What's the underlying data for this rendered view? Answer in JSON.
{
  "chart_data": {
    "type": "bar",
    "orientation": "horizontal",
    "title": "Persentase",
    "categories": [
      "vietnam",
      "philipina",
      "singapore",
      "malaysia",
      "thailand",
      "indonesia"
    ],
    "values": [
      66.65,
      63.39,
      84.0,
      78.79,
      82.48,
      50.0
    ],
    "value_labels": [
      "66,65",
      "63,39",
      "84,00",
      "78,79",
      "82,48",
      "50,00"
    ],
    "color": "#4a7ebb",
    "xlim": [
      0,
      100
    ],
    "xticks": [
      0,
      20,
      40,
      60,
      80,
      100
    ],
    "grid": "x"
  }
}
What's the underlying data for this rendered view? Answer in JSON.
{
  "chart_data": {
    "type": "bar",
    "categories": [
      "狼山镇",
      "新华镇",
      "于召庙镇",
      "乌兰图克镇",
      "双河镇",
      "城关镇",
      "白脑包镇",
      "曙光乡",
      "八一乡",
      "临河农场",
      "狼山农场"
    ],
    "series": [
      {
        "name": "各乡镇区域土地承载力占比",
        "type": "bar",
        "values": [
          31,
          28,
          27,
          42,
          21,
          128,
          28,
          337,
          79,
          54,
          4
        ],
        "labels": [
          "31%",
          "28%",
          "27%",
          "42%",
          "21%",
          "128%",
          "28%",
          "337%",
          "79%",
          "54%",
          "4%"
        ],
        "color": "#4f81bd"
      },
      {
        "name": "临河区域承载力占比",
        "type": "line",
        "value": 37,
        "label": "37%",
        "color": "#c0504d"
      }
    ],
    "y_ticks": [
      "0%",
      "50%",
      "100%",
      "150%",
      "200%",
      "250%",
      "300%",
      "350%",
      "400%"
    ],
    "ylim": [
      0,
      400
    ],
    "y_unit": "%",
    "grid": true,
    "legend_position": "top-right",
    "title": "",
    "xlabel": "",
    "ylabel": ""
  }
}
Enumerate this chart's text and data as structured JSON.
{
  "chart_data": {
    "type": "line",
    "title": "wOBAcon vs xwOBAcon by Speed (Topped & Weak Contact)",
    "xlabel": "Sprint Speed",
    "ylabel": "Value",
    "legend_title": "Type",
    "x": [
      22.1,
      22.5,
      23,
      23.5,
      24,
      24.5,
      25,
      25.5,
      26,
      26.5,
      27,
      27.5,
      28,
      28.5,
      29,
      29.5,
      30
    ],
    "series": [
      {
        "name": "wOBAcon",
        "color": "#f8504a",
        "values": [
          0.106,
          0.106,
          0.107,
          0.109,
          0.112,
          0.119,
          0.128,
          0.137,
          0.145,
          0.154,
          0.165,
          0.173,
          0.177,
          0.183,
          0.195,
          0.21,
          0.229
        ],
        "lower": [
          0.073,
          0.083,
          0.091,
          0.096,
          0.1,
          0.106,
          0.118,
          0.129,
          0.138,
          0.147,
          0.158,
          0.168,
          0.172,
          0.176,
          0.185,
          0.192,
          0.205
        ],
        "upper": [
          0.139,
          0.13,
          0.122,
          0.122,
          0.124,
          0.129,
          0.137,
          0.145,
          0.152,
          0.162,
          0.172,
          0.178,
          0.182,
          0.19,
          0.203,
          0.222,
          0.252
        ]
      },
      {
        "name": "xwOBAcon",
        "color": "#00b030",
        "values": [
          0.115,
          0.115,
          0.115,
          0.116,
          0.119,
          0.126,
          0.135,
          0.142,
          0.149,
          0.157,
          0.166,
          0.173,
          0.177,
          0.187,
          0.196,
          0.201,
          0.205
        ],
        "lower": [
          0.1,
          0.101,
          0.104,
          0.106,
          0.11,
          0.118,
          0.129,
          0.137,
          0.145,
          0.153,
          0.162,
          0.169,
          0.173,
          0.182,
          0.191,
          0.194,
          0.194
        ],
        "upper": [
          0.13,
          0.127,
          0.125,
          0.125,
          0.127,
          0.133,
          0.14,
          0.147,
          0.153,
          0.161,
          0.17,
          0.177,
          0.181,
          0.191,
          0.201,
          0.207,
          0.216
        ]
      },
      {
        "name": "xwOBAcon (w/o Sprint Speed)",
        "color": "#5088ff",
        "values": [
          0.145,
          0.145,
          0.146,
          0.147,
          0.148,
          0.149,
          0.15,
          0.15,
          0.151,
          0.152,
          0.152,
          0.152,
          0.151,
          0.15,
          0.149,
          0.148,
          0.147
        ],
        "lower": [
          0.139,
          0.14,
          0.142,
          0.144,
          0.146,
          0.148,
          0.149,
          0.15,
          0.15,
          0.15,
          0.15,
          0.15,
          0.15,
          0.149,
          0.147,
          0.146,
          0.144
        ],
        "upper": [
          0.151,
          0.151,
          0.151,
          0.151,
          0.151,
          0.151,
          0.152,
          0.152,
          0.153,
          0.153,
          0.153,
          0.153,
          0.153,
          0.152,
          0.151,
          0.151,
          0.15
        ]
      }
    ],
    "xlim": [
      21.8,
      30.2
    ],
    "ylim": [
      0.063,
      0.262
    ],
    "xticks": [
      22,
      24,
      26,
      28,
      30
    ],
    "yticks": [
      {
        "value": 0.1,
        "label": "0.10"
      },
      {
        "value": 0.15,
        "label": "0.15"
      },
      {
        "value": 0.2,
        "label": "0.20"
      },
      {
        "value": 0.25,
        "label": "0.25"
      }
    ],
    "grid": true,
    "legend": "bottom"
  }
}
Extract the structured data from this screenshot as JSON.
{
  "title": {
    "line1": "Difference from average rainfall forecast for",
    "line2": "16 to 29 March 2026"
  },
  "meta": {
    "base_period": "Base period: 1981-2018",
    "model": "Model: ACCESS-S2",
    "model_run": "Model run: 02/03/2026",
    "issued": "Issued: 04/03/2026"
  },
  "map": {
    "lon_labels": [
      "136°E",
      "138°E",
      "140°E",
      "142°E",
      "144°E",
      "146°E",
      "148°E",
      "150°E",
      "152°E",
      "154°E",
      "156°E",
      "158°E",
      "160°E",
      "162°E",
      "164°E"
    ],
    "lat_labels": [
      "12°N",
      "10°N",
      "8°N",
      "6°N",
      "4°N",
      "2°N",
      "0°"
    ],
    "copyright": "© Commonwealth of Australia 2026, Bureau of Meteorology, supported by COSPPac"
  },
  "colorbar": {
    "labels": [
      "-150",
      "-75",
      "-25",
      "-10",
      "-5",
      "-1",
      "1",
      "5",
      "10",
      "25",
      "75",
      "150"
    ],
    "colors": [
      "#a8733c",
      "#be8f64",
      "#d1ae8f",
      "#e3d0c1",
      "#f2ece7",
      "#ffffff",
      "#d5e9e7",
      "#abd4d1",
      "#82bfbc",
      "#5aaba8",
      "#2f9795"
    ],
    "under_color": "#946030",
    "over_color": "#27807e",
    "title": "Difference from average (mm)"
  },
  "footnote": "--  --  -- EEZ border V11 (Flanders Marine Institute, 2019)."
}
################
◆ SHORT PROBLEM
Set down every record above exactly as given.

◆ COMPLETED EXERCISE
What's the underlying data for this rendered view? Answer in JSON.
{
  "chart_data": {
    "type": "bar",
    "orientation": "horizontal",
    "title": "Persentase",
    "categories": [
      "vietnam",
      "philipina",
      "singapore",
      "malaysia",
      "thailand",
      "indonesia"
    ],
    "values": [
      66.65,
      63.39,
      84.0,
      78.79,
      82.48,
      50.0
    ],
    "value_labels": [
      "66,65",
      "63,39",
      "84,00",
      "78,79",
      "82,48",
      "50,00"
    ],
    "color": "#4a7ebb",
    "xlim": [
      0,
      100
    ],
    "xticks": [
      0,
      20,
      40,
      60,
      80,
      100
    ],
    "grid": "x"
  }
}
What's the underlying data for this rendered view? Answer in JSON.
{
  "chart_data": {
    "type": "bar",
    "categories": [
      "狼山镇",
      "新华镇",
      "于召庙镇",
      "乌兰图克镇",
      "双河镇",
      "城关镇",
      "白脑包镇",
      "曙光乡",
      "八一乡",
      "临河农场",
      "狼山农场"
    ],
    "series": [
      {
        "name": "各乡镇区域土地承载力占比",
        "type": "bar",
        "values": [
          31,
          28,
          27,
          42,
          21,
          128,
          28,
          337,
          79,
          54,
          4
        ],
        "labels": [
          "31%",
          "28%",
          "27%",
          "42%",
          "21%",
          "128%",
          "28%",
          "337%",
          "79%",
          "54%",
          "4%"
        ],
        "color": "#4f81bd"
      },
      {
        "name": "临河区域承载力占比",
        "type": "line",
        "value": 37,
        "label": "37%",
        "color": "#c0504d"
      }
    ],
    "y_ticks": [
      "0%",
      "50%",
      "100%",
      "150%",
      "200%",
      "250%",
      "300%",
      "350%",
      "400%"
    ],
    "ylim": [
      0,
      400
    ],
    "y_unit": "%",
    "grid": true,
    "legend_position": "top-right",
    "title": "",
    "xlabel": "",
    "ylabel": ""
  }
}
Enumerate this chart's text and data as structured JSON.
{
  "chart_data": {
    "type": "line",
    "title": "wOBAcon vs xwOBAcon by Speed (Topped & Weak Contact)",
    "xlabel": "Sprint Speed",
    "ylabel": "Value",
    "legend_title": "Type",
    "x": [
      22.1,
      22.5,
      23,
      23.5,
      24,
      24.5,
      25,
      25.5,
      26,
      26.5,
      27,
      27.5,
      28,
      28.5,
      29,
      29.5,
      30
    ],
    "series": [
      {
        "name": "wOBAcon",
        "color": "#f8504a",
        "values": [
          0.106,
          0.106,
          0.107,
          0.109,
          0.112,
          0.119,
          0.128,
          0.137,
          0.145,
          0.154,
          0.165,
          0.173,
          0.177,
          0.183,
          0.195,
          0.21,
          0.229
        ],
        "lower": [
          0.073,
          0.083,
          0.091,
          0.096,
          0.1,
          0.106,
          0.118,
          0.129,
          0.138,
          0.147,
          0.158,
          0.168,
          0.172,
          0.176,
          0.185,
          0.192,
          0.205
        ],
        "upper": [
          0.139,
          0.13,
          0.122,
          0.122,
          0.124,
          0.129,
          0.137,
          0.145,
          0.152,
          0.162,
          0.172,
          0.178,
          0.182,
          0.19,
          0.203,
          0.222,
          0.252
        ]
      },
      {
        "name": "xwOBAcon",
        "color": "#00b030",
        "values": [
          0.115,
          0.115,
          0.115,
          0.116,
          0.119,
          0.126,
          0.135,
          0.142,
          0.149,
          0.157,
          0.166,
          0.173,
          0.177,
          0.187,
          0.196,
          0.201,
          0.205
        ],
        "lower": [
          0.1,
          0.101,
          0.104,
          0.106,
          0.11,
          0.118,
          0.129,
          0.137,
          0.145,
          0.153,
          0.162,
          0.169,
          0.173,
          0.182,
          0.191,
          0.194,
          0.194
        ],
        "upper": [
          0.13,
          0.127,
          0.125,
          0.125,
          0.127,
          0.133,
          0.14,
          0.147,
          0.153,
          0.161,
          0.17,
          0.177,
          0.181,
          0.191,
          0.201,
          0.207,
          0.216
        ]
      },
      {
        "name": "xwOBAcon (w/o Sprint Speed)",
        "color": "#5088ff",
        "values": [
          0.145,
          0.145,
          0.146,
          0.147,
          0.148,
          0.149,
          0.15,
          0.15,
          0.151,
          0.152,
          0.152,
          0.152,
          0.151,
          0.15,
          0.149,
          0.148,
          0.147
        ],
        "lower": [
          0.139,
          0.14,
          0.142,
          0.144,
          0.146,
          0.148,
          0.149,
          0.15,
          0.15,
          0.15,
          0.15,
          0.15,
          0.15,
          0.149,
          0.147,
          0.146,
          0.144
        ],
        "upper": [
          0.151,
          0.151,
          0.151,
          0.151,
          0.151,
          0.151,
          0.152,
          0.152,
          0.153,
          0.153,
          0.153,
          0.153,
          0.153,
          0.152,
          0.151,
          0.151,
          0.15
        ]
      }
    ],
    "xlim": [
      21.8,
      30.2
    ],
    "ylim": [
      0.063,
      0.262
    ],
    "xticks": [
      22,
      24,
      26,
      28,
      30
    ],
    "yticks": [
      {
        "value": 0.1,
        "label": "0.10"
      },
      {
        "value": 0.15,
        "label": "0.15"
      },
      {
        "value": 0.2,
        "label": "0.20"
      },
      {
        "value": 0.25,
        "label": "0.25"
      }
    ],
    "grid": true,
    "legend": "bottom"
  }
}
Extract the structured data from this screenshot as JSON.
{
  "title": {
    "line1": "Difference from average rainfall forecast for",
    "line2": "16 to 29 March 2026"
  },
  "meta": {
    "base_period": "Base period: 1981-2018",
    "model": "Model: ACCESS-S2",
    "model_run": "Model run: 02/03/2026",
    "issued": "Issued: 04/03/2026"
  },
  "map": {
    "lon_labels": [
      "136°E",
      "138°E",
      "140°E",
      "142°E",
      "144°E",
      "146°E",
      "148°E",
      "150°E",
      "152°E",
      "154°E",
      "156°E",
      "158°E",
      "160°E",
      "162°E",
      "164°E"
    ],
    "lat_labels": [
      "12°N",
      "10°N",
      "8°N",
      "6°N",
      "4°N",
      "2°N",
      "0°"
    ],
    "copyright": "© Commonwealth of Australia 2026, Bureau of Meteorology, supported by COSPPac"
  },
  "colorbar": {
    "labels": [
      "-150",
      "-75",
      "-25",
      "-10",
      "-5",
      "-1",
      "1",
      "5",
      "10",
      "25",
      "75",
      "150"
    ],
    "colors": [
      "#a8733c",
      "#be8f64",
      "#d1ae8f",
      "#e3d0c1",
      "#f2ece7",
      "#ffffff",
      "#d5e9e7",
      "#abd4d1",
      "#82bfbc",
      "#5aaba8",
      "#2f9795"
    ],
    "under_color": "#946030",
    "over_color": "#27807e",
    "title": "Difference from average (mm)"
  },
  "footnote": "--  --  -- EEZ border V11 (Flanders Marine Institute, 2019)."
}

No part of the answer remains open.